GOAL OF THE EXERCISE → Count how many lines hold the string "JSON". Give that number alone.

(Stored data)
+++
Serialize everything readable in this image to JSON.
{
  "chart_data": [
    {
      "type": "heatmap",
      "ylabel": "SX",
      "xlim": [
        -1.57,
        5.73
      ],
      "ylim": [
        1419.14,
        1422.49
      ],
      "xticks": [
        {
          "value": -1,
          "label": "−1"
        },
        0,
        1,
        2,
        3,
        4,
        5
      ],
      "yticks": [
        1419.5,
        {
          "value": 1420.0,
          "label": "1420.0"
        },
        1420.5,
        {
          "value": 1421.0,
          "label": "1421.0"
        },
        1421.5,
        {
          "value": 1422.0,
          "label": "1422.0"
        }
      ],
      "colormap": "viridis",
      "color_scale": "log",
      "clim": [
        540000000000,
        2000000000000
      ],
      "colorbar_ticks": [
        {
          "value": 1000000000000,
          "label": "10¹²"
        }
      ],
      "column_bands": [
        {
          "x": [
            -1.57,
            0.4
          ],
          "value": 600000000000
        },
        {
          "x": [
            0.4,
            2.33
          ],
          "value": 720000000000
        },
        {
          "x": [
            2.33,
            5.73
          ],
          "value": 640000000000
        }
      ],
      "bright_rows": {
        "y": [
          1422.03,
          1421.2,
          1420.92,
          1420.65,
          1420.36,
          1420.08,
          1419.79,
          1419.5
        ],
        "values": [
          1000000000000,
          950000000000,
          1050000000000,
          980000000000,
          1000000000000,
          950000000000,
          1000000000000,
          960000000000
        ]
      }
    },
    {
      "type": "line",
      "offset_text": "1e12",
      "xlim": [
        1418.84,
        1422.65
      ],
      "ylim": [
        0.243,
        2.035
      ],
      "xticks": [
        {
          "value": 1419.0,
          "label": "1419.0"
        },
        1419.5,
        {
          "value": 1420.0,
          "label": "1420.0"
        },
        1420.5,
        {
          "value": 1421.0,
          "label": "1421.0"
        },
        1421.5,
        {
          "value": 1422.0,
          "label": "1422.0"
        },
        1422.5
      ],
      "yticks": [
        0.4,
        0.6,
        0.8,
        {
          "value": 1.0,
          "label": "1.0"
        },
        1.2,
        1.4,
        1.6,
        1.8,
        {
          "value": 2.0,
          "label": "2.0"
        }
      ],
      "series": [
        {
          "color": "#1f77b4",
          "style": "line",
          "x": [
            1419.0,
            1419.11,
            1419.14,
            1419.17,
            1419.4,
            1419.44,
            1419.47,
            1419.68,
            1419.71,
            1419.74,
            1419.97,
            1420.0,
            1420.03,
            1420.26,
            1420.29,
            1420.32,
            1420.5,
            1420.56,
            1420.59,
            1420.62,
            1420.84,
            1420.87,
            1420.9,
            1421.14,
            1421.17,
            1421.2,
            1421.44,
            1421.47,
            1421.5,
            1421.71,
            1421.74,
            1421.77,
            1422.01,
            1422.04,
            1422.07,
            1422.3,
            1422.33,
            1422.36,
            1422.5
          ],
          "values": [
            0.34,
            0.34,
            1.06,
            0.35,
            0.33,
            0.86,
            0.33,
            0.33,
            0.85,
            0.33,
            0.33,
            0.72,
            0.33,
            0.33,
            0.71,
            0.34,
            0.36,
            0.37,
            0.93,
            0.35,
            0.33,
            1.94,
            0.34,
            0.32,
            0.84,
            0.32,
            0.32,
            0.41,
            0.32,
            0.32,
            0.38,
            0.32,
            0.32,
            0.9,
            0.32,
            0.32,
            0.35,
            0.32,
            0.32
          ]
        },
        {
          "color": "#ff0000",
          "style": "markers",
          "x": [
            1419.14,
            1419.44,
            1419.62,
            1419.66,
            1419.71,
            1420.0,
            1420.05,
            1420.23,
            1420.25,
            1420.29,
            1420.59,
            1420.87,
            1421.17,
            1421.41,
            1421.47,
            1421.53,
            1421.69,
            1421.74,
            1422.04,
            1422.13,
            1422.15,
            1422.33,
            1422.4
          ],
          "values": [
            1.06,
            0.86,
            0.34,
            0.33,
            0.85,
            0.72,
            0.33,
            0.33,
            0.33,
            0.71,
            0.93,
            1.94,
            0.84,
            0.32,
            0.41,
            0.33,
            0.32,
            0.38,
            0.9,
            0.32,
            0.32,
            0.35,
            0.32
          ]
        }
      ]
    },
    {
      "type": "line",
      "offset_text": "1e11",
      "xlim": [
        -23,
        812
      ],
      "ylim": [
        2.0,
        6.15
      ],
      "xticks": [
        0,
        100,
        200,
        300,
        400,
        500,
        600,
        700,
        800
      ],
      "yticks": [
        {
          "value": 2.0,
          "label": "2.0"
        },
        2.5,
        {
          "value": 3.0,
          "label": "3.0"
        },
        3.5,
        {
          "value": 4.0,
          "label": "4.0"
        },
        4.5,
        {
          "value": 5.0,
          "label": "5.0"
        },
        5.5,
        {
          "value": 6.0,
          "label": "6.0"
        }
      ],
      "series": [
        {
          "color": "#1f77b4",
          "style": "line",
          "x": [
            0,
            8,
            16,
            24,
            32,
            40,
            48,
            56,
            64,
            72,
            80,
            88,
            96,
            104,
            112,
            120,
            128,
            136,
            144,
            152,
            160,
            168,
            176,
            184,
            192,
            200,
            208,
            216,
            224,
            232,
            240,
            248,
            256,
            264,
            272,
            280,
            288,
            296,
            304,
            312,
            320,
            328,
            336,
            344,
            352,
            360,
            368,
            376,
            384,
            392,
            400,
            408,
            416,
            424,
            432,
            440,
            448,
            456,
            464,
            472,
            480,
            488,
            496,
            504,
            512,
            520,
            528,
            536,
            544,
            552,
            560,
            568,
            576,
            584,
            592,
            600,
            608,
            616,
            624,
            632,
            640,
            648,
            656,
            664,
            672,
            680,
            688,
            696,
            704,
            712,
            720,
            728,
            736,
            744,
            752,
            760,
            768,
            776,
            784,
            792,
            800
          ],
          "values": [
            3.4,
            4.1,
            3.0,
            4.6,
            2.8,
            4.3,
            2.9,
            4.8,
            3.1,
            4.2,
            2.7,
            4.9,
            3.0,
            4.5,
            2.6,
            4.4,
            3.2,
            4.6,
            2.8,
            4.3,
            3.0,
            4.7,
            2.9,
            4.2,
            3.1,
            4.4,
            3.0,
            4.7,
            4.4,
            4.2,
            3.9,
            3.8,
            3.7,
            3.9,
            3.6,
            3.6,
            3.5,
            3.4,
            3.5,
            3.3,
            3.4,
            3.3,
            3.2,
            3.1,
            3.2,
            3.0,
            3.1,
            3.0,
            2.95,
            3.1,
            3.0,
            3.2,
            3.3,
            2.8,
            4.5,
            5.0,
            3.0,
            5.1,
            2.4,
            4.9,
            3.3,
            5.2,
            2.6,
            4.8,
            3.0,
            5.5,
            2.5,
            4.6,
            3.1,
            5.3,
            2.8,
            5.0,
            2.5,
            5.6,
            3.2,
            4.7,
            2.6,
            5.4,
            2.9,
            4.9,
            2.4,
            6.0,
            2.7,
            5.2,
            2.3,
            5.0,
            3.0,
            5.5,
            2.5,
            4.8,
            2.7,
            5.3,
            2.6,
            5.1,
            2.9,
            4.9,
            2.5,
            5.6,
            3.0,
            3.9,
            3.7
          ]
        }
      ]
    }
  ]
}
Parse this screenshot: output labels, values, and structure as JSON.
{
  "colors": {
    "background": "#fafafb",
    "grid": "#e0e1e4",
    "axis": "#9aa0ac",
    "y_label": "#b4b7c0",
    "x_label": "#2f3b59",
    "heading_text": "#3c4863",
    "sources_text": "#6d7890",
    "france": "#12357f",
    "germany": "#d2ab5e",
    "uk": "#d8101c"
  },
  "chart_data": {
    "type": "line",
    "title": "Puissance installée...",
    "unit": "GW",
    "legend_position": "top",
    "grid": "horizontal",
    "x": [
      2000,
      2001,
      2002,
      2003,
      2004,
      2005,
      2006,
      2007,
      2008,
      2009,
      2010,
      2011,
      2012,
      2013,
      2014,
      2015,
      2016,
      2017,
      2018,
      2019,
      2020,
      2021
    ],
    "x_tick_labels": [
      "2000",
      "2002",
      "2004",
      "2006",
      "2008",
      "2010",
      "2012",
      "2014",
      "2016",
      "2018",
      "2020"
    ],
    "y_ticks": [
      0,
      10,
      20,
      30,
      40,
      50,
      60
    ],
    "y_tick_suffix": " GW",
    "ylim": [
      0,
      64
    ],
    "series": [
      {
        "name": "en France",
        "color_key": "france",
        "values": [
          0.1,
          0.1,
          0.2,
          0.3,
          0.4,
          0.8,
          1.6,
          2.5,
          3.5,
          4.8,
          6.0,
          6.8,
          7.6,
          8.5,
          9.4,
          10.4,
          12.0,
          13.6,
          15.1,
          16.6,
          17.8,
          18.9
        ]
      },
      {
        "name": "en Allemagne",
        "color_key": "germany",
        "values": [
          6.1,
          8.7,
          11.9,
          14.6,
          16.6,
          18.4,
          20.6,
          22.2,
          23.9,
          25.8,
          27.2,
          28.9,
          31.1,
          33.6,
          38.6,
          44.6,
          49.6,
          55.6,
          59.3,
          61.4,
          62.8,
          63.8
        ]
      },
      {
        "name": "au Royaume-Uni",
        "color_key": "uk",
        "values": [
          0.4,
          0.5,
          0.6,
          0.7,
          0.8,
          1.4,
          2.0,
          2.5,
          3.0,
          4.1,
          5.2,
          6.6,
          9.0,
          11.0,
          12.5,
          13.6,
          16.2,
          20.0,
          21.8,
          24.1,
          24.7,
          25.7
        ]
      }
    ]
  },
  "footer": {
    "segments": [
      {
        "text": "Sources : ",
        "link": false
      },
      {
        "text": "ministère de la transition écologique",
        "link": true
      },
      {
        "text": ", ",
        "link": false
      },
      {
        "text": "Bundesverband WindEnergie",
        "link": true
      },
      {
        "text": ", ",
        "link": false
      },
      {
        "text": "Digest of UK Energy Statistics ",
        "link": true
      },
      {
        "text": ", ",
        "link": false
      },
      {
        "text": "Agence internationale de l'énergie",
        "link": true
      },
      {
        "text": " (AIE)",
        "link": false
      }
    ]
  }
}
+++
EXPECTED ANSWER → 2